Supplied records:
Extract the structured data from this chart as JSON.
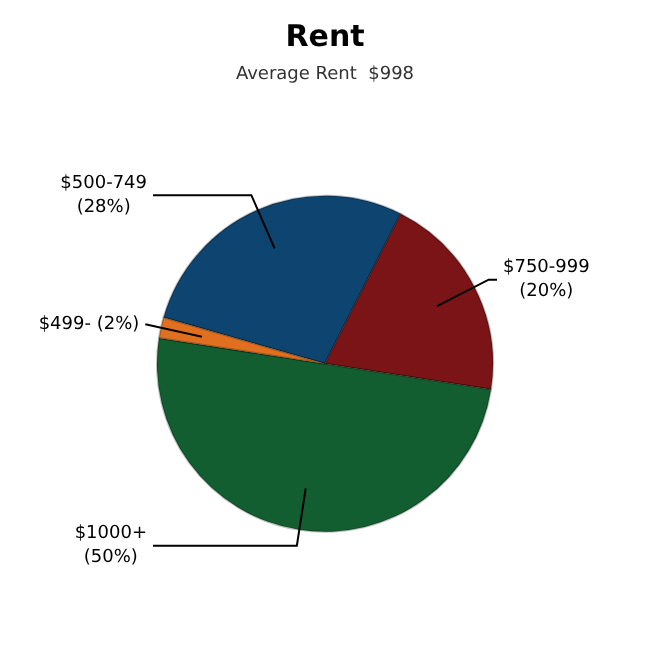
{
  "chart_data": {
    "type": "pie",
    "title": "Rent",
    "subtitle": "Average Rent  $998",
    "categories": [
      "$500-749",
      "$750-999",
      "$1000+",
      "$499-"
    ],
    "values": [
      28,
      20,
      50,
      2
    ],
    "value_labels": [
      "(28%)",
      "(20%)",
      "(50%)",
      "(2%)"
    ],
    "colors": [
      "#0d4470",
      "#7b1416",
      "#125e30",
      "#e07020"
    ]
  }
}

Given instruction: Find each line holding "Rent". Copy it out.

Solution:
    "title": "Rent",
    "subtitle": "Average Rent  $998",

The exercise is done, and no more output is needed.